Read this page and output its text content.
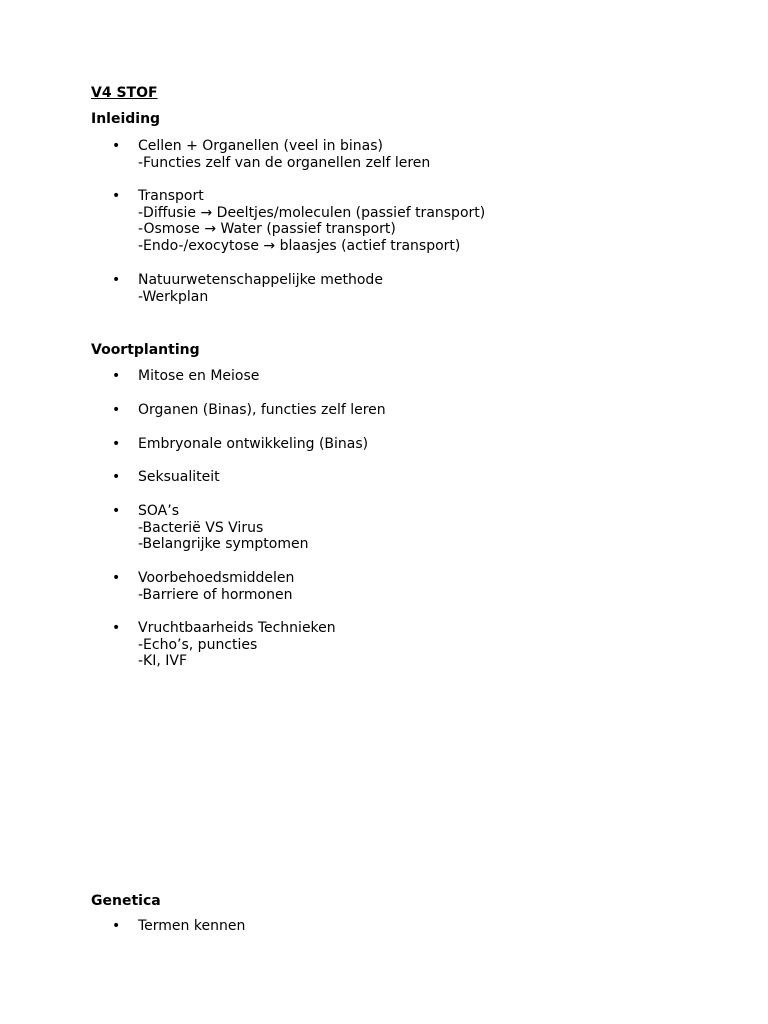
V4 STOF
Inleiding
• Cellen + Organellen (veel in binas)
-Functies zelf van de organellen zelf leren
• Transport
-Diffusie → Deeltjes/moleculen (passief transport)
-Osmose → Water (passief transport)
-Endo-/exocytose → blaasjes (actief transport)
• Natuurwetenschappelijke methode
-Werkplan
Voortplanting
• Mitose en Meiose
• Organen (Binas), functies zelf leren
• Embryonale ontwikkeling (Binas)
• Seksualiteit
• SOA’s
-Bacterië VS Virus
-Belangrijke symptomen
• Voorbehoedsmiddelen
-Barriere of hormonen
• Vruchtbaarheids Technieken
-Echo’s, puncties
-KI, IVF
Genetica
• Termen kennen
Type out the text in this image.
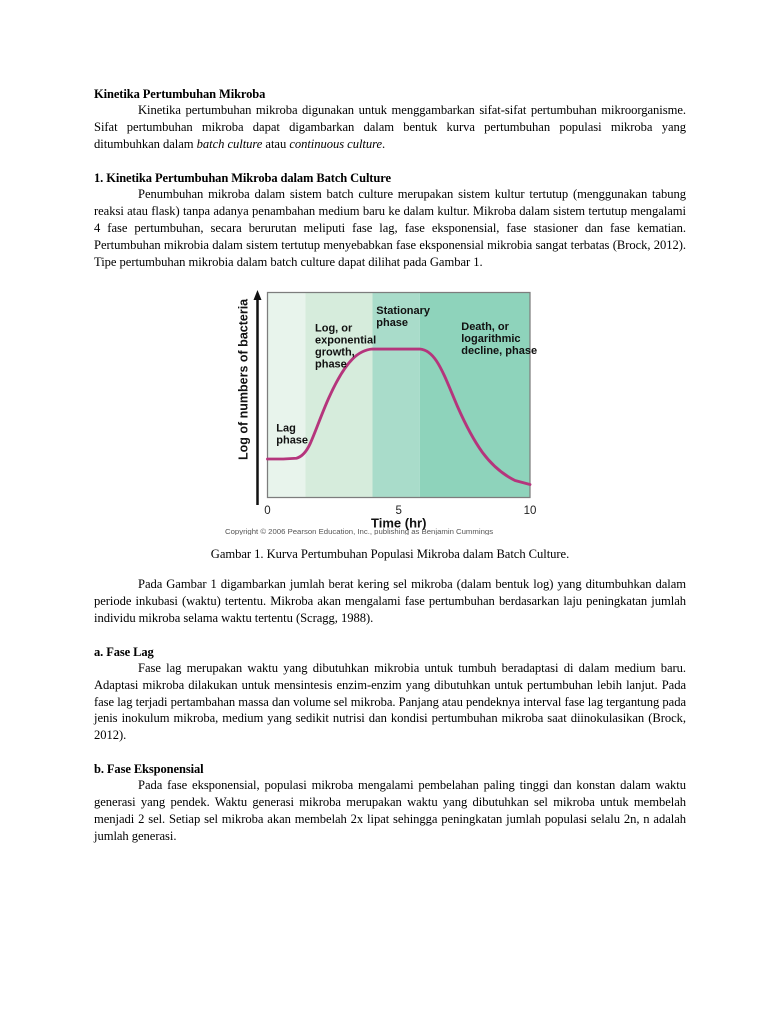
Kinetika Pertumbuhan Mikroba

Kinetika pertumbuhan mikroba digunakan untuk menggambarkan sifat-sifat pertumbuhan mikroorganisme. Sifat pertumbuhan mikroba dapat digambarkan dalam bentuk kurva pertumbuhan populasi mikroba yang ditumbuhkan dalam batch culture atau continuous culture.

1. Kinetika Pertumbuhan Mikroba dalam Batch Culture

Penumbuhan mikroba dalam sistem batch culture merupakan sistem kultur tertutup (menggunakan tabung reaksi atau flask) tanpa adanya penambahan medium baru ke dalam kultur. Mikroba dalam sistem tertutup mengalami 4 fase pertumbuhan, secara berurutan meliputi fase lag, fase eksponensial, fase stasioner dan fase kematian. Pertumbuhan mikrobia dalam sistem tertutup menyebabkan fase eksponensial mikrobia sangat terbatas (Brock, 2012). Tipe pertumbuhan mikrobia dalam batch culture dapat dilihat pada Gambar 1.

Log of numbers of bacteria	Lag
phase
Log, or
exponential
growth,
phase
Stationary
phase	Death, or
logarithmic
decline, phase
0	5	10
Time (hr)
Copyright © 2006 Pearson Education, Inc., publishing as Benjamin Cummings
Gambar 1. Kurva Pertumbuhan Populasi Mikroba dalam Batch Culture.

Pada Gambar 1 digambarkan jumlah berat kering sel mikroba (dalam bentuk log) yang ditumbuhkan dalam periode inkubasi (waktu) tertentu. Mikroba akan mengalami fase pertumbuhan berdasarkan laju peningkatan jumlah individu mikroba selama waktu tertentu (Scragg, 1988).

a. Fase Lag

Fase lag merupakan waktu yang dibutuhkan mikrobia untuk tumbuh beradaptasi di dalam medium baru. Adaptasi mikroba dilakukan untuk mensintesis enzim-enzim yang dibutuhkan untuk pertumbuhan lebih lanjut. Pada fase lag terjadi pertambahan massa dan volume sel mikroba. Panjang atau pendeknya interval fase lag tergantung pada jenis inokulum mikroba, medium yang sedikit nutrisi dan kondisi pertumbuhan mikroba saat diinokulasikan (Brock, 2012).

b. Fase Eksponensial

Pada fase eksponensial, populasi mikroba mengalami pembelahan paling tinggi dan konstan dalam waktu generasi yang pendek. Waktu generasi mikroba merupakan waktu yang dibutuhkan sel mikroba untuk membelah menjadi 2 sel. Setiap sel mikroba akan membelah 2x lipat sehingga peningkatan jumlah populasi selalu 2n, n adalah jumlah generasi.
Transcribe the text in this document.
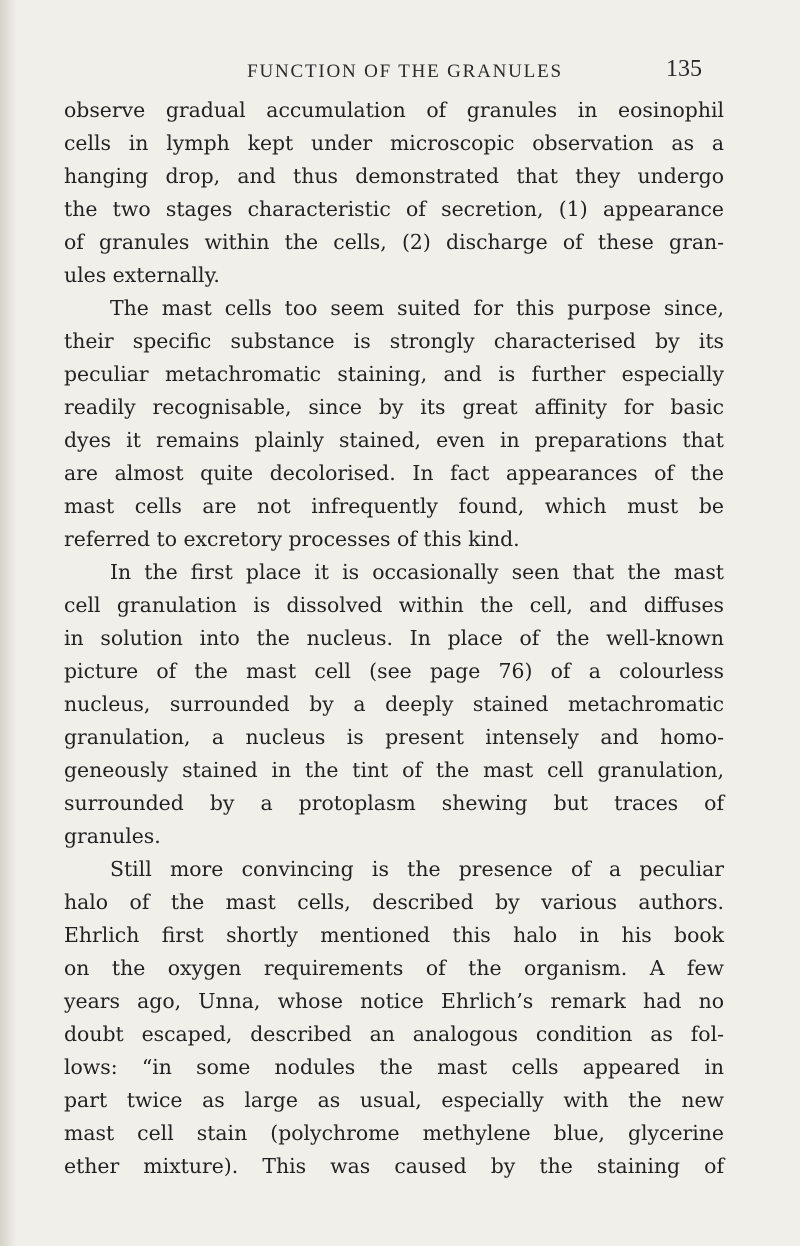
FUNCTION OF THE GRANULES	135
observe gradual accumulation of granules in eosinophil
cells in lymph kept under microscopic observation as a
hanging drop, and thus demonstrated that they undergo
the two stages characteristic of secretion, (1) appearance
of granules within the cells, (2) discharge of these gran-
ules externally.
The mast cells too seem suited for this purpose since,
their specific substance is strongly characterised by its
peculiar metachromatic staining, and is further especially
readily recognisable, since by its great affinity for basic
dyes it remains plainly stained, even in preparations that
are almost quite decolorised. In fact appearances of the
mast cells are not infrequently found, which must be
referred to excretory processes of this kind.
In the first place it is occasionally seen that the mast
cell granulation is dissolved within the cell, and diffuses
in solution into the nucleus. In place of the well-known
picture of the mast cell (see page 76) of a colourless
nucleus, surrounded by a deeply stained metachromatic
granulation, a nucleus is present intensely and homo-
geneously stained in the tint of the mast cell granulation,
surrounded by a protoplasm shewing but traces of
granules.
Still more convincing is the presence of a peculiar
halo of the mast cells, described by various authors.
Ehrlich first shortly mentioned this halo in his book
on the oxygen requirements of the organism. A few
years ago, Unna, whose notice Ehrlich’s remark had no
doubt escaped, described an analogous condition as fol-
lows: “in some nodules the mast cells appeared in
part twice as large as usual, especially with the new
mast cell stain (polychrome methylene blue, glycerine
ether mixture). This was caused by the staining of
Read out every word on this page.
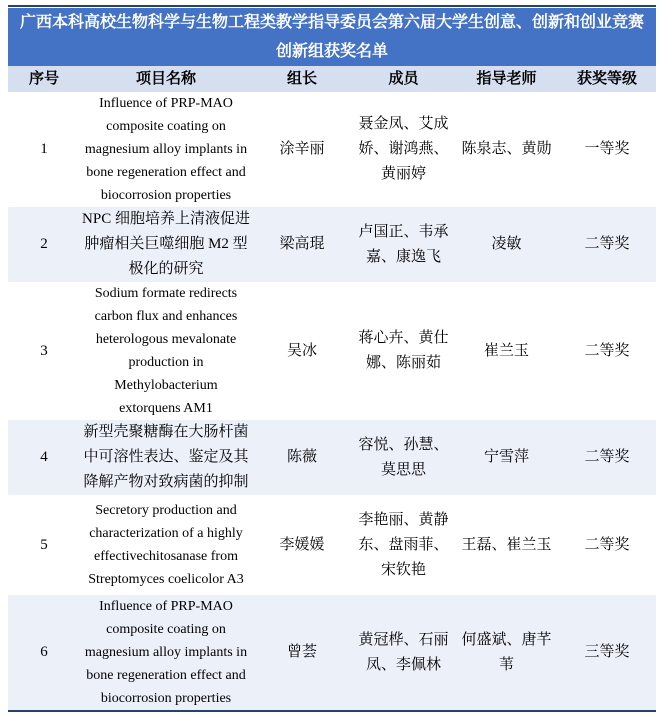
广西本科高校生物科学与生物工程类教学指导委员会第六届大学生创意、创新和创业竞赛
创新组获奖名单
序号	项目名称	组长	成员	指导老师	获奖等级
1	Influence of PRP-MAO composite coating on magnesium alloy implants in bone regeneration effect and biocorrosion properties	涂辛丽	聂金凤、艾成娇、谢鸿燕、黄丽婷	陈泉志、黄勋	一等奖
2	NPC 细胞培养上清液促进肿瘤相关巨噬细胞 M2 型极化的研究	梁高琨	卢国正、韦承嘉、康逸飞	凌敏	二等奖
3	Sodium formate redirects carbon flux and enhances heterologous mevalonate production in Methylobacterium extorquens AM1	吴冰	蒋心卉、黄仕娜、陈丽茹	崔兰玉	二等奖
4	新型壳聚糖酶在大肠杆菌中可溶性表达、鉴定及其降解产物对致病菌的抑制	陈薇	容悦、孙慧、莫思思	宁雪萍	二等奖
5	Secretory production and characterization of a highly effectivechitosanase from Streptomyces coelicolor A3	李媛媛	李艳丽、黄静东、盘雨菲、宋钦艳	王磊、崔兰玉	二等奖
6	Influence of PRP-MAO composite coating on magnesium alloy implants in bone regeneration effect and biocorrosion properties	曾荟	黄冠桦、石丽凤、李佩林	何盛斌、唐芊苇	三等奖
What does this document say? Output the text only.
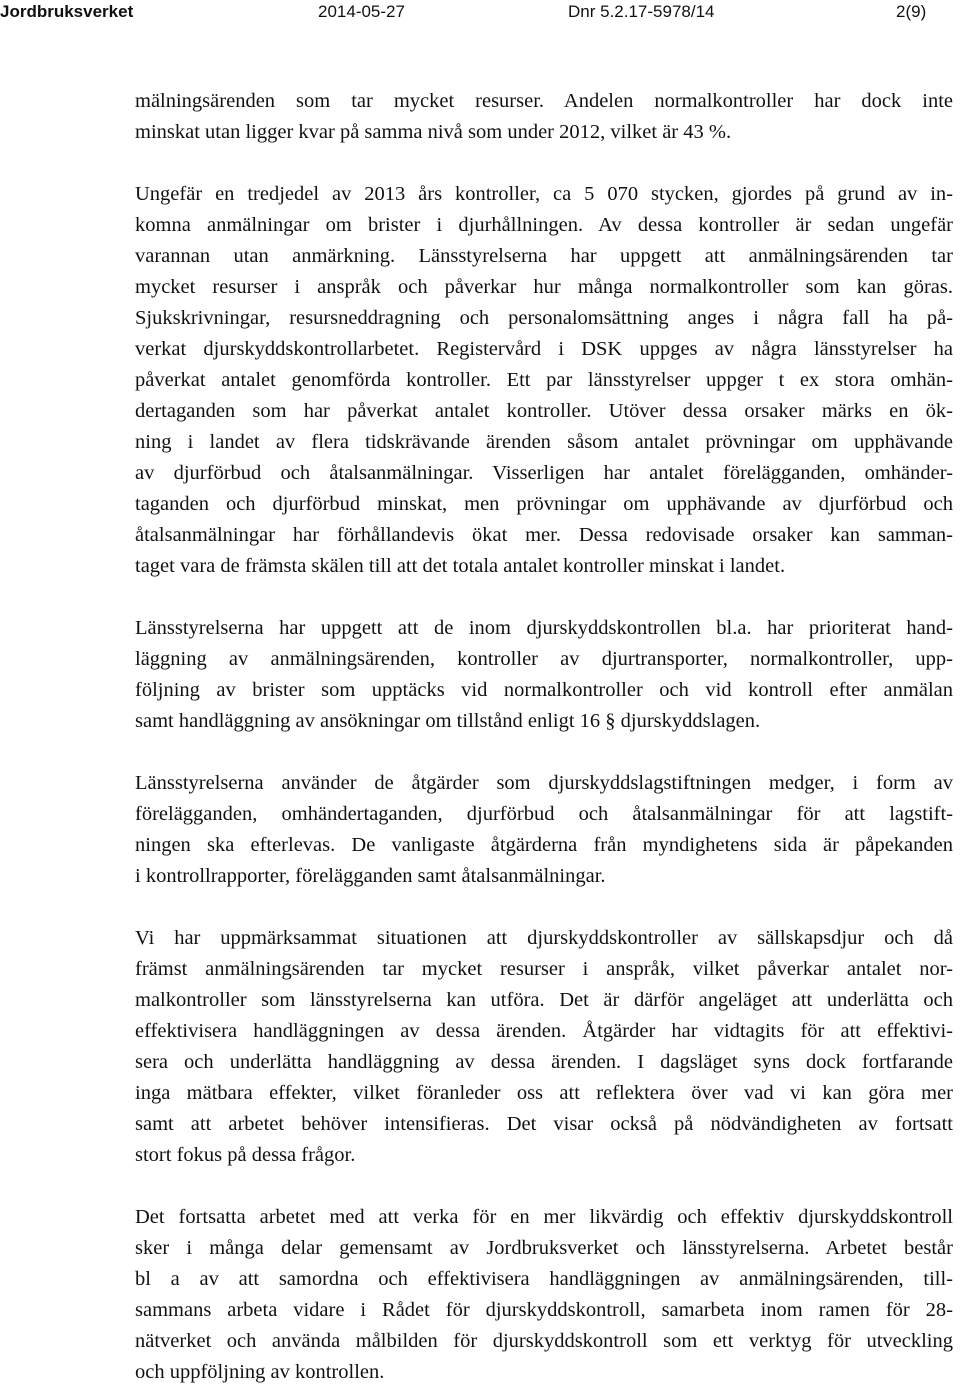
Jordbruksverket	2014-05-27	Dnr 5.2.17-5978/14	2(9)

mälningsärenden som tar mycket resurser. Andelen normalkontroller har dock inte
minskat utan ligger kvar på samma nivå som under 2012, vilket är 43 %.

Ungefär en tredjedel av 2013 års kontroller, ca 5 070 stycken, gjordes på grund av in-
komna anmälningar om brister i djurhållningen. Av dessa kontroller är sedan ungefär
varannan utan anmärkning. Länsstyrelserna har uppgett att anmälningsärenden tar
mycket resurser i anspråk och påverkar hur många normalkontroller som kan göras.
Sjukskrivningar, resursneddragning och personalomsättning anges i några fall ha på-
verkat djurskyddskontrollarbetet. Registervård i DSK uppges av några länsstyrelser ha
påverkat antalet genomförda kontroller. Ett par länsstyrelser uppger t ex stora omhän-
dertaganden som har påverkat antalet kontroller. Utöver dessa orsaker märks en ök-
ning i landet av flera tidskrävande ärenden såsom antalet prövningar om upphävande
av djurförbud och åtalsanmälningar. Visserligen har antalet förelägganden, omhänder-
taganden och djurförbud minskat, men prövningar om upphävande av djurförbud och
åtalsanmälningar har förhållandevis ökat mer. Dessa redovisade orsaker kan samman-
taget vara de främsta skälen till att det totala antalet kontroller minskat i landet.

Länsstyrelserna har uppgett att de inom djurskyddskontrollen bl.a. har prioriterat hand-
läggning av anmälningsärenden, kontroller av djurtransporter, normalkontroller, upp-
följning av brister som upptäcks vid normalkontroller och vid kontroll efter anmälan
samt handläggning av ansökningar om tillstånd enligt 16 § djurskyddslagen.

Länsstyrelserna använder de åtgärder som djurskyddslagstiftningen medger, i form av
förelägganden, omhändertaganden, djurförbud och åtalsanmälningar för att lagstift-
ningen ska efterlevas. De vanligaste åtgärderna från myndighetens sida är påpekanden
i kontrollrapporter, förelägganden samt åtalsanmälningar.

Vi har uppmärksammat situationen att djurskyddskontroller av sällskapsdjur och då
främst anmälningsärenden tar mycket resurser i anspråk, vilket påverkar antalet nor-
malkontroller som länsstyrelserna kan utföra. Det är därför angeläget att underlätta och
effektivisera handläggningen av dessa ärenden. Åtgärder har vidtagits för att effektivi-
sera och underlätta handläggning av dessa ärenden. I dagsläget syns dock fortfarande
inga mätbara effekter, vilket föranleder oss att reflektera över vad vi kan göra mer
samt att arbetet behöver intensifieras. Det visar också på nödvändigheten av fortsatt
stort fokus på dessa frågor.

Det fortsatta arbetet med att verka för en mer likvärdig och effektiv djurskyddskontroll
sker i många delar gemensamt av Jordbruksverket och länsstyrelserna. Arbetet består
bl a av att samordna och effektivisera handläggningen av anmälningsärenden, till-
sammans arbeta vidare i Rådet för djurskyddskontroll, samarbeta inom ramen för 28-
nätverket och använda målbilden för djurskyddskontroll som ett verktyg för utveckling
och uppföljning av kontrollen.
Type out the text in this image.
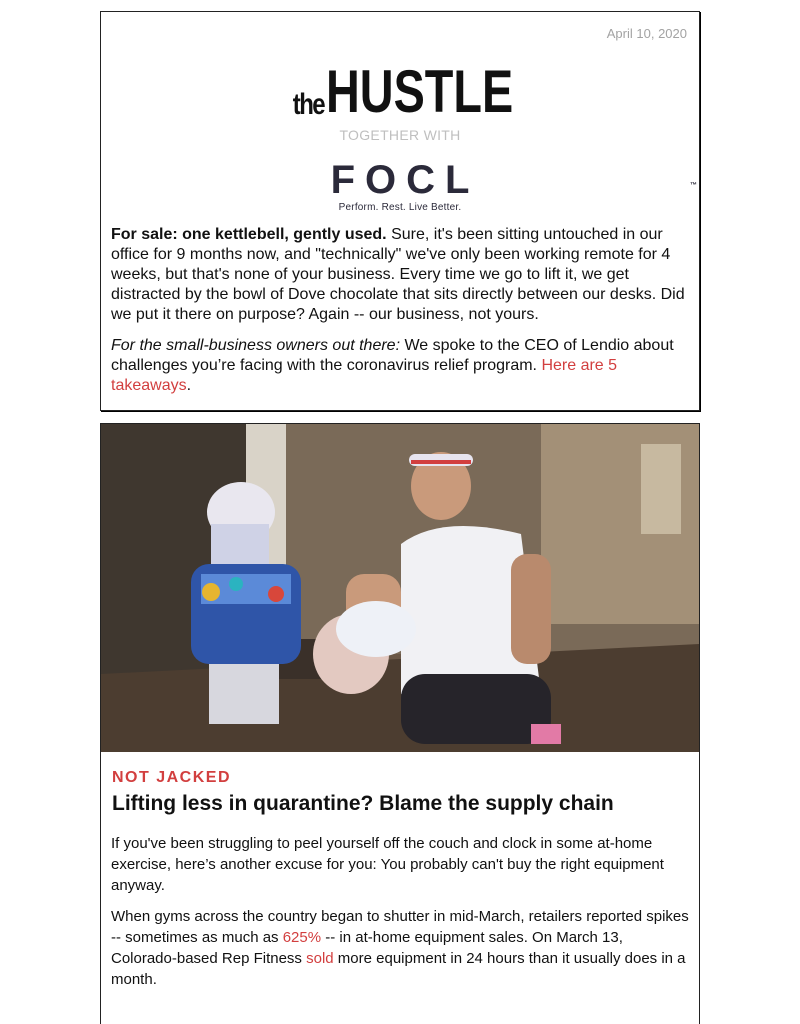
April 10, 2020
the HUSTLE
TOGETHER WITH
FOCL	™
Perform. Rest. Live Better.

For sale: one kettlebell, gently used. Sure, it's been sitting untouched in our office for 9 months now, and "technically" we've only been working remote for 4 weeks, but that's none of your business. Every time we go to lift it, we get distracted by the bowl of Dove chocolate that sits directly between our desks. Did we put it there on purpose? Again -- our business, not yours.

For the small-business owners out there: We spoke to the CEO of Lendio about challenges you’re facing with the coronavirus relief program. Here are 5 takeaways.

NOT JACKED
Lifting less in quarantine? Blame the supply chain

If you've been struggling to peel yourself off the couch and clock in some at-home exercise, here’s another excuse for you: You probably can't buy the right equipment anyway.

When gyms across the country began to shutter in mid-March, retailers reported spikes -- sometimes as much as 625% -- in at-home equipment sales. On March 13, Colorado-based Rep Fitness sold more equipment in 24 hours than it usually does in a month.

________________________

What to work on:
Determine how many lines in the data above include the word "phase", and state that number only.

Solution for this problem:
4